## Begin Entries supplied

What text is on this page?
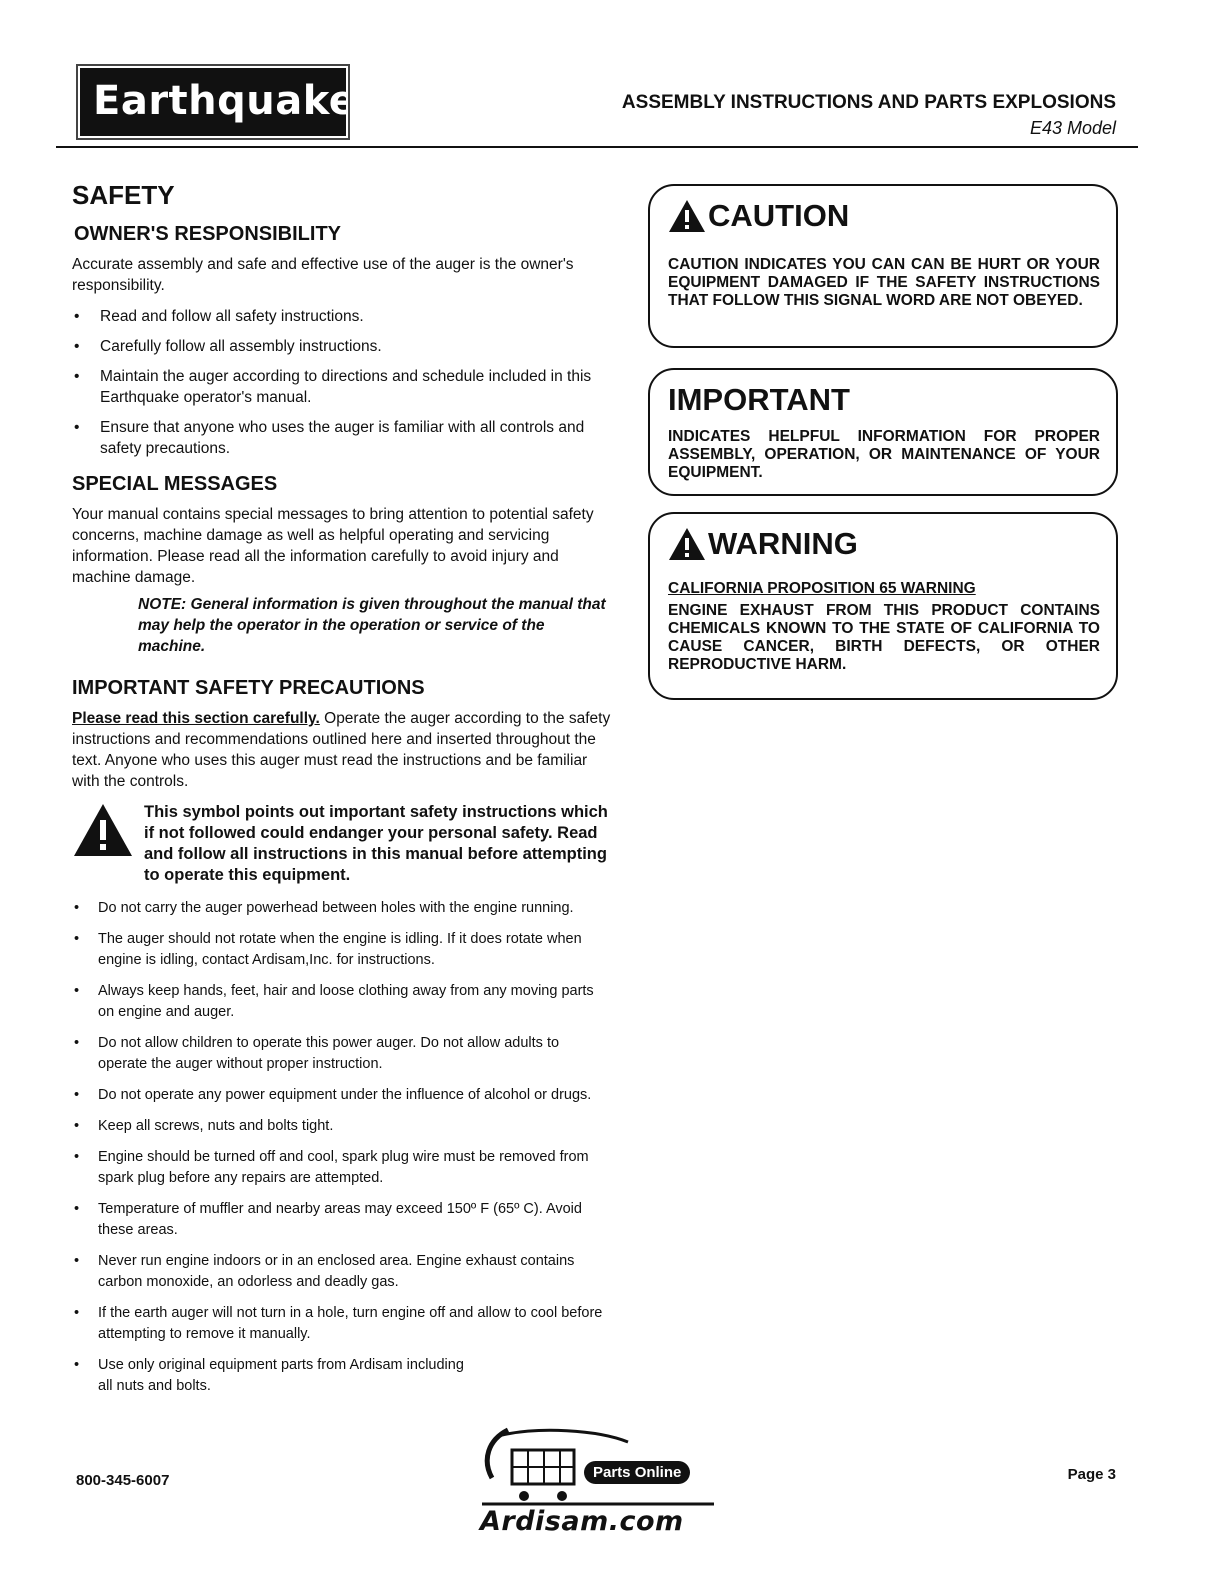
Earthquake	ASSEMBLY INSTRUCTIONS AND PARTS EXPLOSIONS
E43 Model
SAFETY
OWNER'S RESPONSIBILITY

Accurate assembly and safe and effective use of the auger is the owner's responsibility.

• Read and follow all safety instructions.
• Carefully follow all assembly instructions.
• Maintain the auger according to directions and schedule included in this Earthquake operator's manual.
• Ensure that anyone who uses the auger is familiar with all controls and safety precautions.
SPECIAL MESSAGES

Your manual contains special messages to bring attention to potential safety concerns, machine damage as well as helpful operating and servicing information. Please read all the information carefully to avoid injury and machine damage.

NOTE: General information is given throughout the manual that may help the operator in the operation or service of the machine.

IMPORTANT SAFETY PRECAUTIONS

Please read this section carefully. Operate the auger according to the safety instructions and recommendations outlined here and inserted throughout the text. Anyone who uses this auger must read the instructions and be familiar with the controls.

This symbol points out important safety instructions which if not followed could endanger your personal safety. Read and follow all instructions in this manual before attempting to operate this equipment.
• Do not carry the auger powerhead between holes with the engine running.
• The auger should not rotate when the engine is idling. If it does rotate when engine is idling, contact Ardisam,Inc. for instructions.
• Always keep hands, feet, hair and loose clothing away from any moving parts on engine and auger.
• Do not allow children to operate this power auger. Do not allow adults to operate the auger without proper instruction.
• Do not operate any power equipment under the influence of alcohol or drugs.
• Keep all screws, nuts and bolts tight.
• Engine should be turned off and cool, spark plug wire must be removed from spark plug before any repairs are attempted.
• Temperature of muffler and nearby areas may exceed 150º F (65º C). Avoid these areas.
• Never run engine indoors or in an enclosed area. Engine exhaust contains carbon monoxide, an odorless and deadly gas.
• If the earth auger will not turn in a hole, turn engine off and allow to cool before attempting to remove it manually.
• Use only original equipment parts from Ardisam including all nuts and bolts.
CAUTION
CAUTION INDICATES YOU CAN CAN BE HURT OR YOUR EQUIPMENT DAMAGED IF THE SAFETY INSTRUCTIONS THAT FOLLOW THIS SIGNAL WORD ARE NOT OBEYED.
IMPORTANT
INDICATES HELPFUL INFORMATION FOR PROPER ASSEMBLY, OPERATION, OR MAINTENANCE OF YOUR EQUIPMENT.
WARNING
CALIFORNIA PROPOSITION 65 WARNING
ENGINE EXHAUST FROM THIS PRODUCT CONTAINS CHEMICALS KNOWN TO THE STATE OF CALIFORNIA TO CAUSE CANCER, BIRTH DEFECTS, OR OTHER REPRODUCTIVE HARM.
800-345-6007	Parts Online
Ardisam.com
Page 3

## End Entries supplied

## Your instructions
Restate each of the entries above word for word and skip every image.

## Finished task
What text is on this page?
Earthquake	ASSEMBLY INSTRUCTIONS AND PARTS EXPLOSIONS
E43 Model
SAFETY
OWNER'S RESPONSIBILITY

Accurate assembly and safe and effective use of the auger is the owner's responsibility.

• Read and follow all safety instructions.
• Carefully follow all assembly instructions.
• Maintain the auger according to directions and schedule included in this Earthquake operator's manual.
• Ensure that anyone who uses the auger is familiar with all controls and safety precautions.
SPECIAL MESSAGES

Your manual contains special messages to bring attention to potential safety concerns, machine damage as well as helpful operating and servicing information. Please read all the information carefully to avoid injury and machine damage.

NOTE: General information is given throughout the manual that may help the operator in the operation or service of the machine.

IMPORTANT SAFETY PRECAUTIONS

Please read this section carefully. Operate the auger according to the safety instructions and recommendations outlined here and inserted throughout the text. Anyone who uses this auger must read the instructions and be familiar with the controls.

This symbol points out important safety instructions which if not followed could endanger your personal safety. Read and follow all instructions in this manual before attempting to operate this equipment.
• Do not carry the auger powerhead between holes with the engine running.
• The auger should not rotate when the engine is idling. If it does rotate when engine is idling, contact Ardisam,Inc. for instructions.
• Always keep hands, feet, hair and loose clothing away from any moving parts on engine and auger.
• Do not allow children to operate this power auger. Do not allow adults to operate the auger without proper instruction.
• Do not operate any power equipment under the influence of alcohol or drugs.
• Keep all screws, nuts and bolts tight.
• Engine should be turned off and cool, spark plug wire must be removed from spark plug before any repairs are attempted.
• Temperature of muffler and nearby areas may exceed 150º F (65º C). Avoid these areas.
• Never run engine indoors or in an enclosed area. Engine exhaust contains carbon monoxide, an odorless and deadly gas.
• If the earth auger will not turn in a hole, turn engine off and allow to cool before attempting to remove it manually.
• Use only original equipment parts from Ardisam including all nuts and bolts.
CAUTION
CAUTION INDICATES YOU CAN CAN BE HURT OR YOUR EQUIPMENT DAMAGED IF THE SAFETY INSTRUCTIONS THAT FOLLOW THIS SIGNAL WORD ARE NOT OBEYED.
IMPORTANT
INDICATES HELPFUL INFORMATION FOR PROPER ASSEMBLY, OPERATION, OR MAINTENANCE OF YOUR EQUIPMENT.
WARNING
CALIFORNIA PROPOSITION 65 WARNING
ENGINE EXHAUST FROM THIS PRODUCT CONTAINS CHEMICALS KNOWN TO THE STATE OF CALIFORNIA TO CAUSE CANCER, BIRTH DEFECTS, OR OTHER REPRODUCTIVE HARM.
800-345-6007	Parts Online
Ardisam.com
Page 3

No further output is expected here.